What follows is a listing. Return every line of it exactly.

......

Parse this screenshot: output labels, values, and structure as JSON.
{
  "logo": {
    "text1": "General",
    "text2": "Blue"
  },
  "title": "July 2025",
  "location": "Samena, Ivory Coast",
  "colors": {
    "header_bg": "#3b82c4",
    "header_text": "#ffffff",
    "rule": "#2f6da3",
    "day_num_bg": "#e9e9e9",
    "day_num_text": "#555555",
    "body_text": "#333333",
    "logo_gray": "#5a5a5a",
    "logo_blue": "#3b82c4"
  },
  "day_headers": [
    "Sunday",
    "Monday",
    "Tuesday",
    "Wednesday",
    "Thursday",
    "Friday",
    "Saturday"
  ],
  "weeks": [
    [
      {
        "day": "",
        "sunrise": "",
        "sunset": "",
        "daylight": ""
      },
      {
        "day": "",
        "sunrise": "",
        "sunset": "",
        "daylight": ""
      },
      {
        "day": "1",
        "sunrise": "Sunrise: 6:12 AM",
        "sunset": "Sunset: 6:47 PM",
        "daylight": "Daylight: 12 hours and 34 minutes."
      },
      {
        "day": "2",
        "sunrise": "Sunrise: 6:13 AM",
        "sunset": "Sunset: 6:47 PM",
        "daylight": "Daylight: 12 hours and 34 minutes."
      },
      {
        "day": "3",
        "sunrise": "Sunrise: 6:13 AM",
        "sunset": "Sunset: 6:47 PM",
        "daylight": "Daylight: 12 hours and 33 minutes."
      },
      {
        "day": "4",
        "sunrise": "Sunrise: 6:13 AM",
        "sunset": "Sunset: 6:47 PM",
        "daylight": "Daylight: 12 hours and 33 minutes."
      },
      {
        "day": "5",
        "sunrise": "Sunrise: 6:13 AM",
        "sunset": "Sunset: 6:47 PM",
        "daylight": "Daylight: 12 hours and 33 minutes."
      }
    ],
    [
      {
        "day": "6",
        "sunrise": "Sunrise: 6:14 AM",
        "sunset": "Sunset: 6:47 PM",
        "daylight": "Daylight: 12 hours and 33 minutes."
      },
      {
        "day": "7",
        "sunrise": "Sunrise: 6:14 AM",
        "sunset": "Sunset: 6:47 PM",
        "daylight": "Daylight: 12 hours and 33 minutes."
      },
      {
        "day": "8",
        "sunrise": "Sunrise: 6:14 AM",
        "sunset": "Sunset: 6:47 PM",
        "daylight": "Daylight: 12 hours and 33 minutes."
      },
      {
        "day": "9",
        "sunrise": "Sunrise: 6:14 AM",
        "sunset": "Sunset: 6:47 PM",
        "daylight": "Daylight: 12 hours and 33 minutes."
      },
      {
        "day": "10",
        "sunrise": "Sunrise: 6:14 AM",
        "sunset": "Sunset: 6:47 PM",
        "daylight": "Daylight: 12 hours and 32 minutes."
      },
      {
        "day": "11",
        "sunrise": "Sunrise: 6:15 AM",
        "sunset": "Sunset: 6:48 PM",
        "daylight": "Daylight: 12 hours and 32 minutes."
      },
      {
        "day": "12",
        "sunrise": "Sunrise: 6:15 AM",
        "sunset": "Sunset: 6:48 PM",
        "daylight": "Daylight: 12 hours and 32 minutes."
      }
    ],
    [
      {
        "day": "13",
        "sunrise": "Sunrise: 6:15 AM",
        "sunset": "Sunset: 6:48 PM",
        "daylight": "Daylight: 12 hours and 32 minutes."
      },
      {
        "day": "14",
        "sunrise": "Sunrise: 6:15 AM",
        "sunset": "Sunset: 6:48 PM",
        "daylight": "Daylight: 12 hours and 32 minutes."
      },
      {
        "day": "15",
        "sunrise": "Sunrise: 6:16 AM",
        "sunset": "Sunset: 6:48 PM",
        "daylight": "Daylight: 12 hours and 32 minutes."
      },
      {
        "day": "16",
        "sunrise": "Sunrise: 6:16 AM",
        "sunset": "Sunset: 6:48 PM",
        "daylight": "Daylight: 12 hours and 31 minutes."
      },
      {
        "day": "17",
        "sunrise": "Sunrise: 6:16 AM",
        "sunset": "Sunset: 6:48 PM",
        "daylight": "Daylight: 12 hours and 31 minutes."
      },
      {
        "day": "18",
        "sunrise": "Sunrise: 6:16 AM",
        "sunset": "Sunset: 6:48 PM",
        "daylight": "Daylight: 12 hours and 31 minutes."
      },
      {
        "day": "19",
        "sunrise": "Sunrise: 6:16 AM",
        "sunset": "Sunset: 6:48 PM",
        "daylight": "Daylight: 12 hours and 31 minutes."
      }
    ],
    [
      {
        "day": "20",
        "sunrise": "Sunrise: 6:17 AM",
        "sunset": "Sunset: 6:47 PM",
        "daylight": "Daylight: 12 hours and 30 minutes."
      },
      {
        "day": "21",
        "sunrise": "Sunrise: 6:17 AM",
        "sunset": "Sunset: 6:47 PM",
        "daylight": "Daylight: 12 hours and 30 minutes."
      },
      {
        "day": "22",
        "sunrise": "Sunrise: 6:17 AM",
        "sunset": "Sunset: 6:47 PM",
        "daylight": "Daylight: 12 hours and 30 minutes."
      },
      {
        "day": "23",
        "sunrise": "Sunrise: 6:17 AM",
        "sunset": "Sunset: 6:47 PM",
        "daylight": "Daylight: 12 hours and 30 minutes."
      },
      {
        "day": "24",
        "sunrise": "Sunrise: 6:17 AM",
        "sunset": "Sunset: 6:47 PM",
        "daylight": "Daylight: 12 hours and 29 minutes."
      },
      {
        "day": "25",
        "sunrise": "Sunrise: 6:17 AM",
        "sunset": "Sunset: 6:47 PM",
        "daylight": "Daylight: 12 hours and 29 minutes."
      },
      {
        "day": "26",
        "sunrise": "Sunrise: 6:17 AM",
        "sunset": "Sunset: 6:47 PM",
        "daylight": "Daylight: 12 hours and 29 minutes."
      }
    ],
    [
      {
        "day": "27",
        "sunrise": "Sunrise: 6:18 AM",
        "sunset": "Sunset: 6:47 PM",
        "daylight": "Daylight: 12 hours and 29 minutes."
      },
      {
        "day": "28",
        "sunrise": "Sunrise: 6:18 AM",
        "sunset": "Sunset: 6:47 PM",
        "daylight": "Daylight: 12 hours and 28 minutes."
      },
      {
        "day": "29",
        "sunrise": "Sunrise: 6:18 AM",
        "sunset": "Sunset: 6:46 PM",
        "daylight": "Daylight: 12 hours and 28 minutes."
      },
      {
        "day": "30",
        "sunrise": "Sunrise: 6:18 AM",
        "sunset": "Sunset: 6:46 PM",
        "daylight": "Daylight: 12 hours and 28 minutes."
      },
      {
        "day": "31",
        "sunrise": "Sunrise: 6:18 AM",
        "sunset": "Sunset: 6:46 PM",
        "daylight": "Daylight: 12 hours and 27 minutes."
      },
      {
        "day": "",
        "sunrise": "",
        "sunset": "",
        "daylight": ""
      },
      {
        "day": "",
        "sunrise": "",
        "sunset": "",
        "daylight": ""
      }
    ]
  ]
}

......

## THE RESULT
Parse this screenshot: output labels, values, and structure as JSON.
{
  "logo": {
    "text1": "General",
    "text2": "Blue"
  },
  "title": "July 2025",
  "location": "Samena, Ivory Coast",
  "colors": {
    "header_bg": "#3b82c4",
    "header_text": "#ffffff",
    "rule": "#2f6da3",
    "day_num_bg": "#e9e9e9",
    "day_num_text": "#555555",
    "body_text": "#333333",
    "logo_gray": "#5a5a5a",
    "logo_blue": "#3b82c4"
  },
  "day_headers": [
    "Sunday",
    "Monday",
    "Tuesday",
    "Wednesday",
    "Thursday",
    "Friday",
    "Saturday"
  ],
  "weeks": [
    [
      {
        "day": "",
        "sunrise": "",
        "sunset": "",
        "daylight": ""
      },
      {
        "day": "",
        "sunrise": "",
        "sunset": "",
        "daylight": ""
      },
      {
        "day": "1",
        "sunrise": "Sunrise: 6:12 AM",
        "sunset": "Sunset: 6:47 PM",
        "daylight": "Daylight: 12 hours and 34 minutes."
      },
      {
        "day": "2",
        "sunrise": "Sunrise: 6:13 AM",
        "sunset": "Sunset: 6:47 PM",
        "daylight": "Daylight: 12 hours and 34 minutes."
      },
      {
        "day": "3",
        "sunrise": "Sunrise: 6:13 AM",
        "sunset": "Sunset: 6:47 PM",
        "daylight": "Daylight: 12 hours and 33 minutes."
      },
      {
        "day": "4",
        "sunrise": "Sunrise: 6:13 AM",
        "sunset": "Sunset: 6:47 PM",
        "daylight": "Daylight: 12 hours and 33 minutes."
      },
      {
        "day": "5",
        "sunrise": "Sunrise: 6:13 AM",
        "sunset": "Sunset: 6:47 PM",
        "daylight": "Daylight: 12 hours and 33 minutes."
      }
    ],
    [
      {
        "day": "6",
        "sunrise": "Sunrise: 6:14 AM",
        "sunset": "Sunset: 6:47 PM",
        "daylight": "Daylight: 12 hours and 33 minutes."
      },
      {
        "day": "7",
        "sunrise": "Sunrise: 6:14 AM",
        "sunset": "Sunset: 6:47 PM",
        "daylight": "Daylight: 12 hours and 33 minutes."
      },
      {
        "day": "8",
        "sunrise": "Sunrise: 6:14 AM",
        "sunset": "Sunset: 6:47 PM",
        "daylight": "Daylight: 12 hours and 33 minutes."
      },
      {
        "day": "9",
        "sunrise": "Sunrise: 6:14 AM",
        "sunset": "Sunset: 6:47 PM",
        "daylight": "Daylight: 12 hours and 33 minutes."
      },
      {
        "day": "10",
        "sunrise": "Sunrise: 6:14 AM",
        "sunset": "Sunset: 6:47 PM",
        "daylight": "Daylight: 12 hours and 32 minutes."
      },
      {
        "day": "11",
        "sunrise": "Sunrise: 6:15 AM",
        "sunset": "Sunset: 6:48 PM",
        "daylight": "Daylight: 12 hours and 32 minutes."
      },
      {
        "day": "12",
        "sunrise": "Sunrise: 6:15 AM",
        "sunset": "Sunset: 6:48 PM",
        "daylight": "Daylight: 12 hours and 32 minutes."
      }
    ],
    [
      {
        "day": "13",
        "sunrise": "Sunrise: 6:15 AM",
        "sunset": "Sunset: 6:48 PM",
        "daylight": "Daylight: 12 hours and 32 minutes."
      },
      {
        "day": "14",
        "sunrise": "Sunrise: 6:15 AM",
        "sunset": "Sunset: 6:48 PM",
        "daylight": "Daylight: 12 hours and 32 minutes."
      },
      {
        "day": "15",
        "sunrise": "Sunrise: 6:16 AM",
        "sunset": "Sunset: 6:48 PM",
        "daylight": "Daylight: 12 hours and 32 minutes."
      },
      {
        "day": "16",
        "sunrise": "Sunrise: 6:16 AM",
        "sunset": "Sunset: 6:48 PM",
        "daylight": "Daylight: 12 hours and 31 minutes."
      },
      {
        "day": "17",
        "sunrise": "Sunrise: 6:16 AM",
        "sunset": "Sunset: 6:48 PM",
        "daylight": "Daylight: 12 hours and 31 minutes."
      },
      {
        "day": "18",
        "sunrise": "Sunrise: 6:16 AM",
        "sunset": "Sunset: 6:48 PM",
        "daylight": "Daylight: 12 hours and 31 minutes."
      },
      {
        "day": "19",
        "sunrise": "Sunrise: 6:16 AM",
        "sunset": "Sunset: 6:48 PM",
        "daylight": "Daylight: 12 hours and 31 minutes."
      }
    ],
    [
      {
        "day": "20",
        "sunrise": "Sunrise: 6:17 AM",
        "sunset": "Sunset: 6:47 PM",
        "daylight": "Daylight: 12 hours and 30 minutes."
      },
      {
        "day": "21",
        "sunrise": "Sunrise: 6:17 AM",
        "sunset": "Sunset: 6:47 PM",
        "daylight": "Daylight: 12 hours and 30 minutes."
      },
      {
        "day": "22",
        "sunrise": "Sunrise: 6:17 AM",
        "sunset": "Sunset: 6:47 PM",
        "daylight": "Daylight: 12 hours and 30 minutes."
      },
      {
        "day": "23",
        "sunrise": "Sunrise: 6:17 AM",
        "sunset": "Sunset: 6:47 PM",
        "daylight": "Daylight: 12 hours and 30 minutes."
      },
      {
        "day": "24",
        "sunrise": "Sunrise: 6:17 AM",
        "sunset": "Sunset: 6:47 PM",
        "daylight": "Daylight: 12 hours and 29 minutes."
      },
      {
        "day": "25",
        "sunrise": "Sunrise: 6:17 AM",
        "sunset": "Sunset: 6:47 PM",
        "daylight": "Daylight: 12 hours and 29 minutes."
      },
      {
        "day": "26",
        "sunrise": "Sunrise: 6:17 AM",
        "sunset": "Sunset: 6:47 PM",
        "daylight": "Daylight: 12 hours and 29 minutes."
      }
    ],
    [
      {
        "day": "27",
        "sunrise": "Sunrise: 6:18 AM",
        "sunset": "Sunset: 6:47 PM",
        "daylight": "Daylight: 12 hours and 29 minutes."
      },
      {
        "day": "28",
        "sunrise": "Sunrise: 6:18 AM",
        "sunset": "Sunset: 6:47 PM",
        "daylight": "Daylight: 12 hours and 28 minutes."
      },
      {
        "day": "29",
        "sunrise": "Sunrise: 6:18 AM",
        "sunset": "Sunset: 6:46 PM",
        "daylight": "Daylight: 12 hours and 28 minutes."
      },
      {
        "day": "30",
        "sunrise": "Sunrise: 6:18 AM",
        "sunset": "Sunset: 6:46 PM",
        "daylight": "Daylight: 12 hours and 28 minutes."
      },
      {
        "day": "31",
        "sunrise": "Sunrise: 6:18 AM",
        "sunset": "Sunset: 6:46 PM",
        "daylight": "Daylight: 12 hours and 27 minutes."
      },
      {
        "day": "",
        "sunrise": "",
        "sunset": "",
        "daylight": ""
      },
      {
        "day": "",
        "sunrise": "",
        "sunset": "",
        "daylight": ""
      }
    ]
  ]
}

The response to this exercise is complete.